Exercise prompt →
Extract every line of the material below verbatim, and leave the pictures out of your answer.

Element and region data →

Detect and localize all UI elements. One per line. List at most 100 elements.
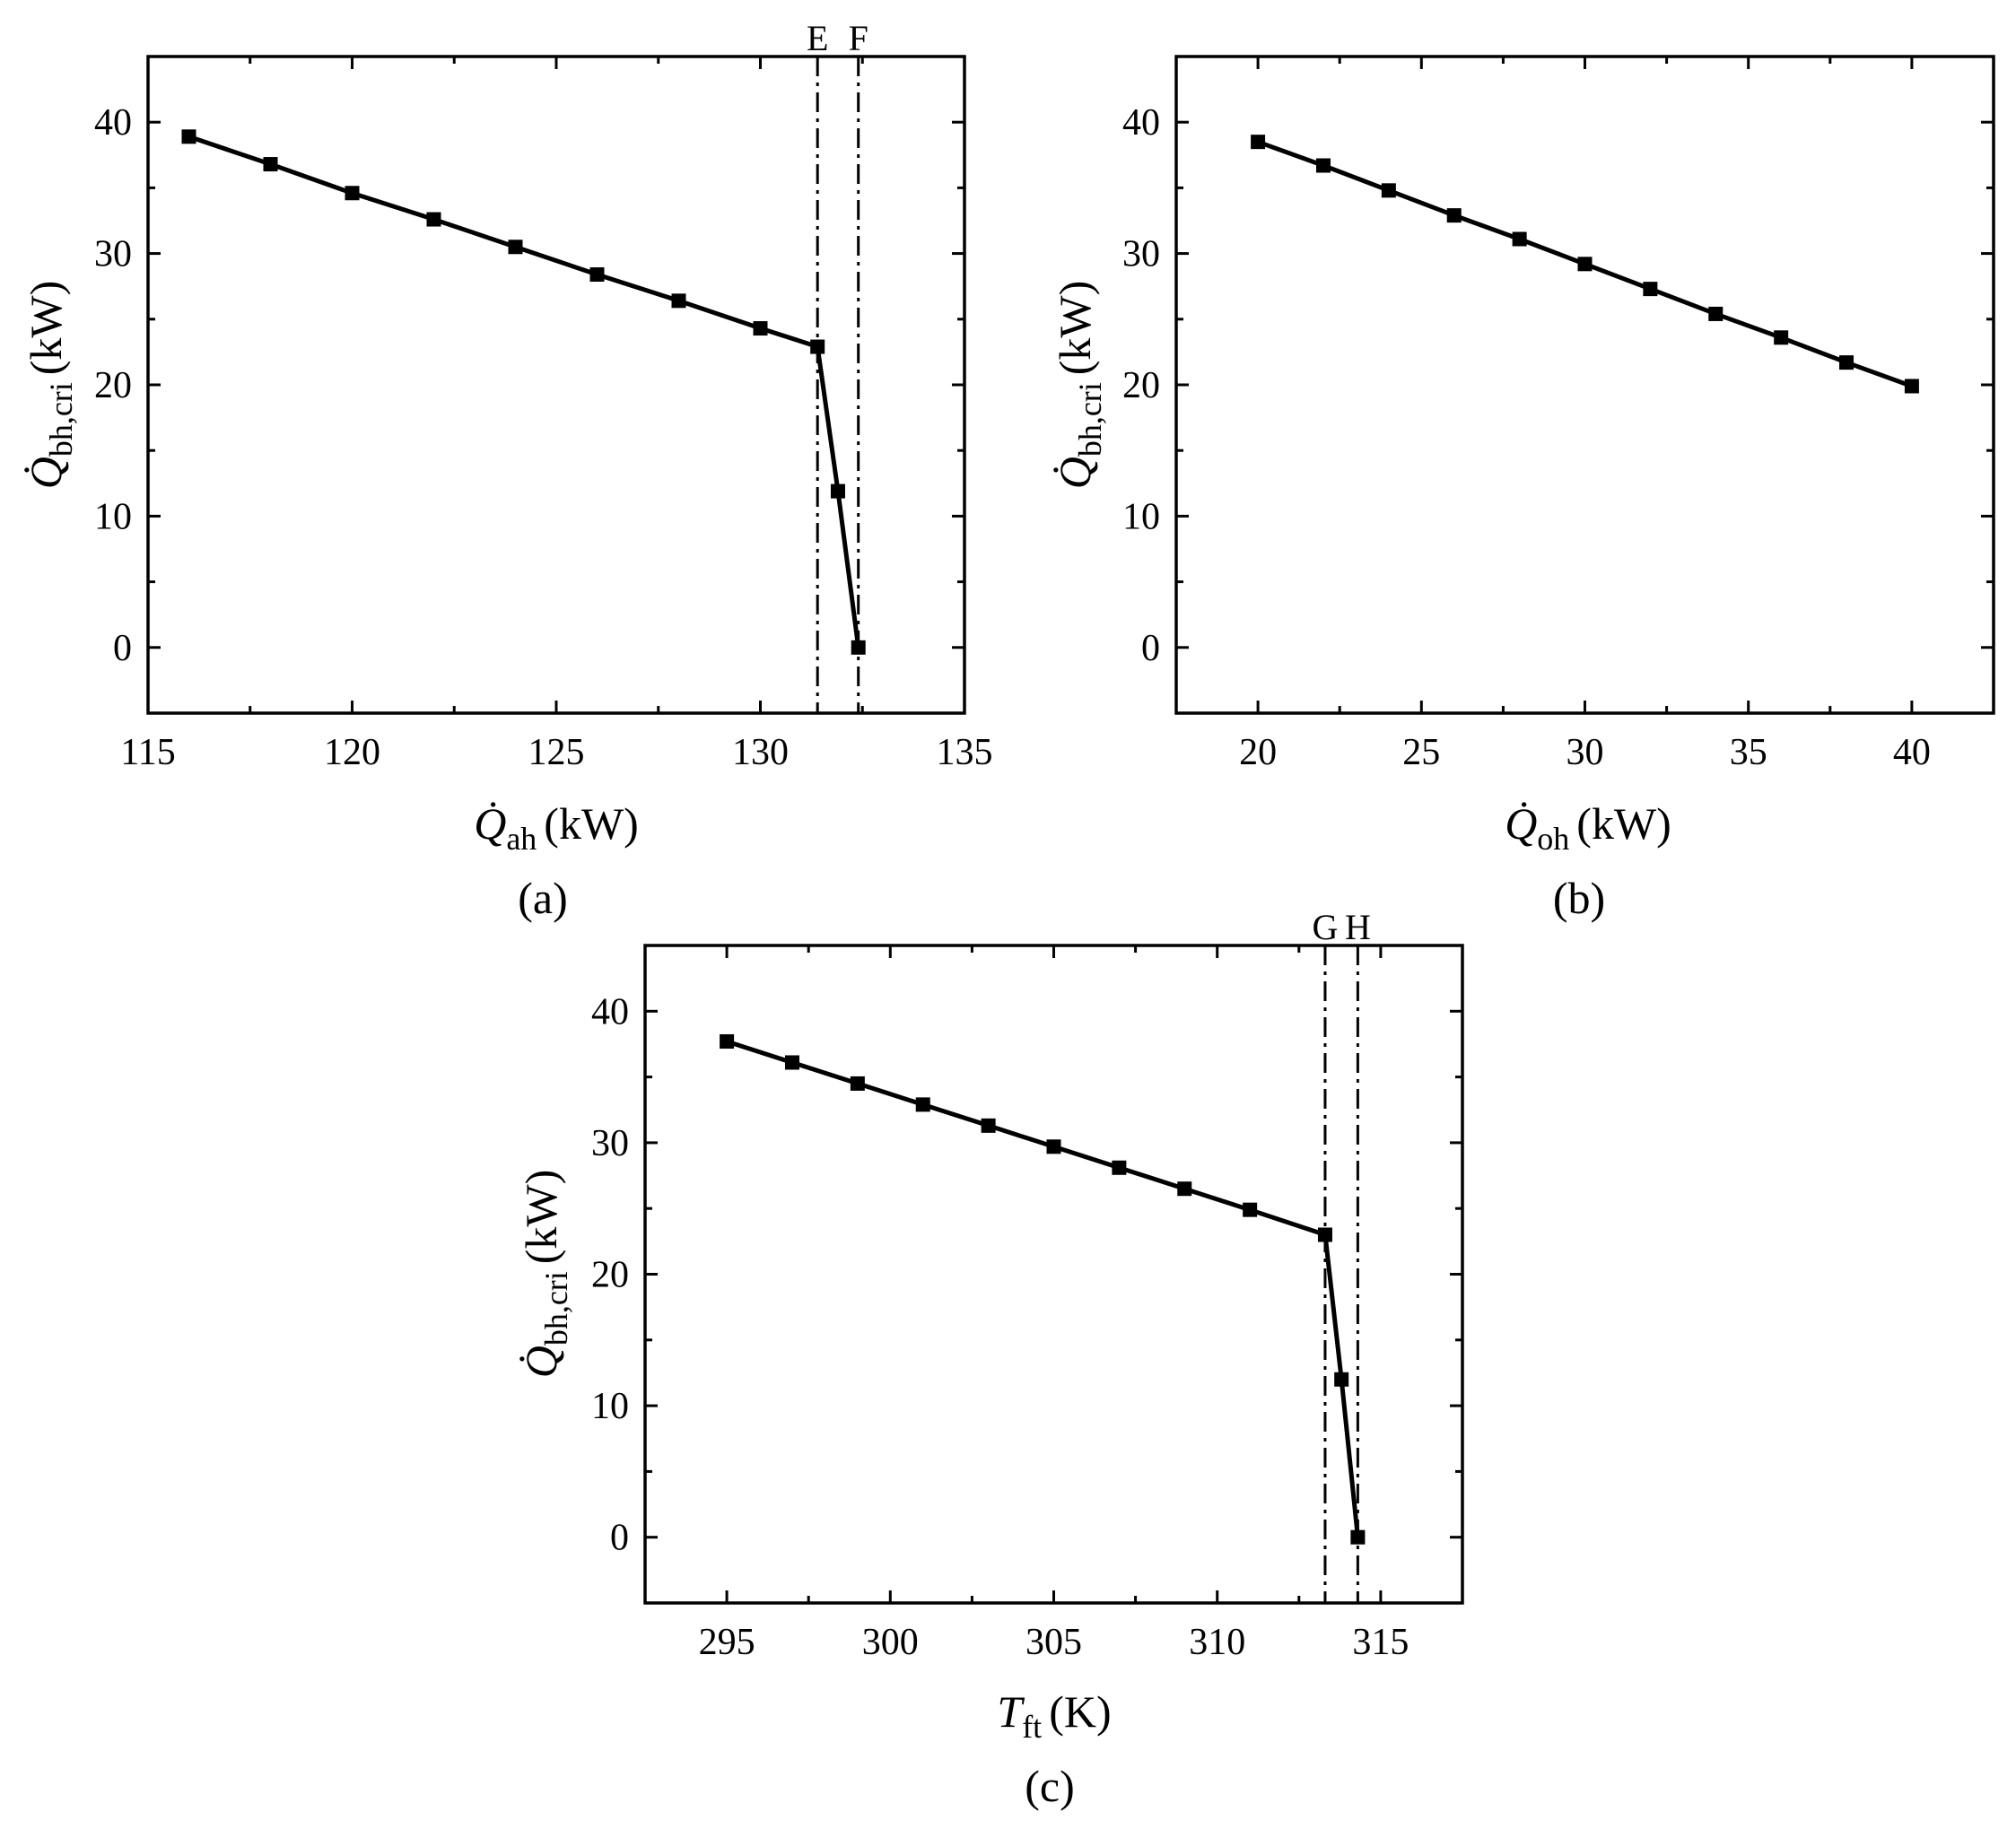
x-tick-label: 305 <box>1025 1622 1082 1663</box>
y-axis-unit-a: (kW) <box>21 281 71 376</box>
y-tick-label: 10 <box>94 496 132 537</box>
data-point <box>830 483 845 499</box>
x-axis-label-b: Q̇oh (kW) <box>1505 798 1671 857</box>
y-axis-symbol-c: Q̇ <box>516 1346 566 1378</box>
y-axis-label-a: Q̇bh,cri (kW) <box>21 281 79 490</box>
data-point <box>1577 257 1593 272</box>
data-point <box>508 240 523 255</box>
data-point <box>1381 183 1396 198</box>
y-axis-label-b: Q̇bh,cri (kW) <box>1050 281 1108 490</box>
x-tick-label: 30 <box>1567 732 1604 773</box>
data-point <box>181 129 196 144</box>
svg-text:Q̇bh,cri(kW): Q̇bh,cri (kW) <box>516 1170 574 1379</box>
reference-line-label-G: G <box>1313 907 1339 947</box>
series-a <box>181 129 866 655</box>
y-tick-label: 40 <box>591 991 629 1032</box>
data-point <box>1708 306 1724 321</box>
data-point <box>1350 1529 1366 1545</box>
data-point <box>1315 158 1331 173</box>
data-point <box>1317 1227 1332 1242</box>
x-axis-symbol-b: Q̇ <box>1505 798 1537 849</box>
data-point <box>263 157 278 172</box>
x-tick-label: 20 <box>1239 732 1277 773</box>
data-point <box>426 212 441 227</box>
svg-text:Q̇bh,cri(kW): Q̇bh,cri (kW) <box>1050 281 1108 490</box>
plot-frame-a <box>146 55 966 715</box>
series-line <box>188 134 861 649</box>
series-line <box>726 1039 1360 1537</box>
x-tick-label: 115 <box>120 732 175 773</box>
x-tick-label: 40 <box>1893 732 1931 773</box>
ticks-b: 20 25 30 35 40 0 10 20 30 40 <box>1122 57 1994 773</box>
data-point <box>720 1034 735 1050</box>
x-axis-unit-a: (kW) <box>544 798 639 849</box>
data-point <box>1446 208 1462 223</box>
y-tick-label: 40 <box>94 102 132 144</box>
y-axis-unit-b: (kW) <box>1050 281 1100 376</box>
data-point <box>784 1055 799 1070</box>
data-point <box>1177 1181 1192 1197</box>
data-point <box>1046 1139 1061 1154</box>
series-c <box>720 1034 1366 1545</box>
data-point <box>1512 231 1527 247</box>
data-point <box>1112 1160 1127 1175</box>
data-point <box>1839 355 1855 370</box>
data-point <box>671 293 686 309</box>
x-axis-subscript-a: ah <box>506 821 537 857</box>
y-tick-label: 0 <box>610 1518 629 1559</box>
y-tick-label: 20 <box>591 1255 629 1296</box>
y-axis-symbol-a: Q̇ <box>21 457 71 489</box>
svg-text:Q̇bh,cri(kW): Q̇bh,cri (kW) <box>21 281 79 490</box>
reference-line-label-F: F <box>849 18 868 58</box>
y-axis-label-c: Q̇bh,cri (kW) <box>516 1170 574 1379</box>
data-point <box>1643 282 1658 297</box>
y-axis-subscript-b: bh,cri <box>1072 382 1108 457</box>
x-axis-unit-b: (kW) <box>1576 798 1671 849</box>
y-axis-subscript-c: bh,cri <box>538 1271 574 1346</box>
y-tick-label: 30 <box>591 1123 629 1164</box>
y-tick-label: 0 <box>1141 628 1160 669</box>
y-axis-subscript-a: bh,cri <box>43 382 79 457</box>
y-tick-label: 20 <box>1122 365 1160 406</box>
y-tick-label: 10 <box>591 1386 629 1427</box>
x-axis-label-a: Q̇ah (kW) <box>474 798 639 857</box>
x-tick-label: 315 <box>1352 1622 1409 1663</box>
data-point <box>810 339 825 354</box>
y-tick-label: 40 <box>1122 102 1160 144</box>
x-axis-subscript-c: ft <box>1022 1709 1042 1745</box>
x-axis-symbol-c: T <box>997 1686 1025 1737</box>
x-tick-label: 120 <box>324 732 380 773</box>
data-point <box>850 1076 865 1091</box>
x-tick-label: 295 <box>699 1622 755 1663</box>
series-b <box>1251 135 1919 394</box>
panel-label-b: (b) <box>1553 873 1605 923</box>
data-point <box>1334 1372 1349 1387</box>
plot-frame-c <box>643 944 1464 1605</box>
x-axis-symbol-a: Q̇ <box>474 798 506 849</box>
x-tick-label: 300 <box>862 1622 919 1663</box>
x-tick-label: 135 <box>937 732 993 773</box>
data-point <box>345 186 360 201</box>
panel-label-c: (c) <box>1025 1761 1075 1811</box>
data-point <box>981 1118 996 1133</box>
y-axis-unit-c: (kW) <box>516 1170 566 1265</box>
y-tick-label: 30 <box>94 234 132 275</box>
data-point <box>1243 1202 1258 1217</box>
data-point <box>1774 330 1789 345</box>
ticks-c: 295 300 305 310 315 0 10 20 30 40 <box>591 945 1462 1663</box>
panel-label-a: (a) <box>518 873 568 923</box>
x-tick-label: 130 <box>732 732 789 773</box>
ticks-a: 115 120 125 130 135 0 10 20 30 40 <box>94 57 993 773</box>
x-tick-label: 125 <box>528 732 585 773</box>
data-point <box>589 267 605 283</box>
x-tick-label: 310 <box>1189 1622 1245 1663</box>
data-point <box>915 1097 930 1112</box>
data-point <box>753 321 768 336</box>
reference-line-label-H: H <box>1345 907 1371 947</box>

Result of the exercise →
Detect and localize all UI elements. One per line. List at most 100 elements.
x-tick-label: 305 <box>1025 1622 1082 1663</box>
y-axis-unit-a: (kW) <box>21 281 71 376</box>
y-tick-label: 10 <box>94 496 132 537</box>
data-point <box>830 483 845 499</box>
x-axis-label-b: Q̇oh (kW) <box>1505 798 1671 857</box>
y-axis-symbol-c: Q̇ <box>516 1346 566 1378</box>
y-axis-label-a: Q̇bh,cri (kW) <box>21 281 79 490</box>
data-point <box>1577 257 1593 272</box>
data-point <box>508 240 523 255</box>
data-point <box>1381 183 1396 198</box>
y-axis-label-b: Q̇bh,cri (kW) <box>1050 281 1108 490</box>
x-tick-label: 30 <box>1567 732 1604 773</box>
data-point <box>181 129 196 144</box>
svg-text:Q̇bh,cri(kW): Q̇bh,cri (kW) <box>516 1170 574 1379</box>
reference-line-label-G: G <box>1313 907 1339 947</box>
series-a <box>181 129 866 655</box>
y-tick-label: 40 <box>591 991 629 1032</box>
data-point <box>1708 306 1724 321</box>
data-point <box>1350 1529 1366 1545</box>
data-point <box>1315 158 1331 173</box>
data-point <box>1317 1227 1332 1242</box>
x-axis-symbol-b: Q̇ <box>1505 798 1537 849</box>
data-point <box>263 157 278 172</box>
x-tick-label: 20 <box>1239 732 1277 773</box>
data-point <box>426 212 441 227</box>
svg-text:Q̇bh,cri(kW): Q̇bh,cri (kW) <box>1050 281 1108 490</box>
plot-frame-a <box>146 55 966 715</box>
series-line <box>188 134 861 649</box>
series-line <box>726 1039 1360 1537</box>
x-tick-label: 115 <box>120 732 175 773</box>
x-tick-label: 40 <box>1893 732 1931 773</box>
ticks-b: 20 25 30 35 40 0 10 20 30 40 <box>1122 57 1994 773</box>
data-point <box>720 1034 735 1050</box>
x-axis-unit-a: (kW) <box>544 798 639 849</box>
data-point <box>1446 208 1462 223</box>
y-tick-label: 40 <box>94 102 132 144</box>
y-axis-unit-b: (kW) <box>1050 281 1100 376</box>
data-point <box>784 1055 799 1070</box>
data-point <box>1177 1181 1192 1197</box>
data-point <box>1046 1139 1061 1154</box>
series-c <box>720 1034 1366 1545</box>
data-point <box>1512 231 1527 247</box>
data-point <box>1112 1160 1127 1175</box>
data-point <box>1839 355 1855 370</box>
data-point <box>671 293 686 309</box>
x-axis-subscript-a: ah <box>506 821 537 857</box>
y-tick-label: 0 <box>610 1518 629 1559</box>
y-tick-label: 20 <box>591 1255 629 1296</box>
y-axis-symbol-a: Q̇ <box>21 457 71 489</box>
svg-text:Q̇bh,cri(kW): Q̇bh,cri (kW) <box>21 281 79 490</box>
reference-line-label-F: F <box>849 18 868 58</box>
y-axis-label-c: Q̇bh,cri (kW) <box>516 1170 574 1379</box>
data-point <box>1643 282 1658 297</box>
y-axis-subscript-b: bh,cri <box>1072 382 1108 457</box>
x-axis-unit-b: (kW) <box>1576 798 1671 849</box>
y-axis-subscript-c: bh,cri <box>538 1271 574 1346</box>
y-tick-label: 30 <box>591 1123 629 1164</box>
y-tick-label: 0 <box>1141 628 1160 669</box>
y-axis-subscript-a: bh,cri <box>43 382 79 457</box>
y-tick-label: 20 <box>1122 365 1160 406</box>
y-tick-label: 10 <box>591 1386 629 1427</box>
x-axis-label-a: Q̇ah (kW) <box>474 798 639 857</box>
x-tick-label: 315 <box>1352 1622 1409 1663</box>
data-point <box>810 339 825 354</box>
y-tick-label: 40 <box>1122 102 1160 144</box>
x-axis-subscript-c: ft <box>1022 1709 1042 1745</box>
x-axis-symbol-c: T <box>997 1686 1025 1737</box>
x-tick-label: 120 <box>324 732 380 773</box>
data-point <box>850 1076 865 1091</box>
x-tick-label: 295 <box>699 1622 755 1663</box>
series-b <box>1251 135 1919 394</box>
panel-label-b: (b) <box>1553 873 1605 923</box>
data-point <box>1334 1372 1349 1387</box>
plot-frame-c <box>643 944 1464 1605</box>
x-axis-symbol-a: Q̇ <box>474 798 506 849</box>
x-tick-label: 300 <box>862 1622 919 1663</box>
x-tick-label: 135 <box>937 732 993 773</box>
data-point <box>345 186 360 201</box>
panel-label-c: (c) <box>1025 1761 1075 1811</box>
data-point <box>981 1118 996 1133</box>
y-axis-unit-c: (kW) <box>516 1170 566 1265</box>
y-tick-label: 30 <box>94 234 132 275</box>
data-point <box>1243 1202 1258 1217</box>
data-point <box>1774 330 1789 345</box>
ticks-c: 295 300 305 310 315 0 10 20 30 40 <box>591 945 1462 1663</box>
panel-label-a: (a) <box>518 873 568 923</box>
x-tick-label: 130 <box>732 732 789 773</box>
ticks-a: 115 120 125 130 135 0 10 20 30 40 <box>94 57 993 773</box>
x-tick-label: 125 <box>528 732 585 773</box>
data-point <box>589 267 605 283</box>
x-tick-label: 310 <box>1189 1622 1245 1663</box>
data-point <box>915 1097 930 1112</box>
data-point <box>753 321 768 336</box>
reference-line-label-H: H <box>1345 907 1371 947</box>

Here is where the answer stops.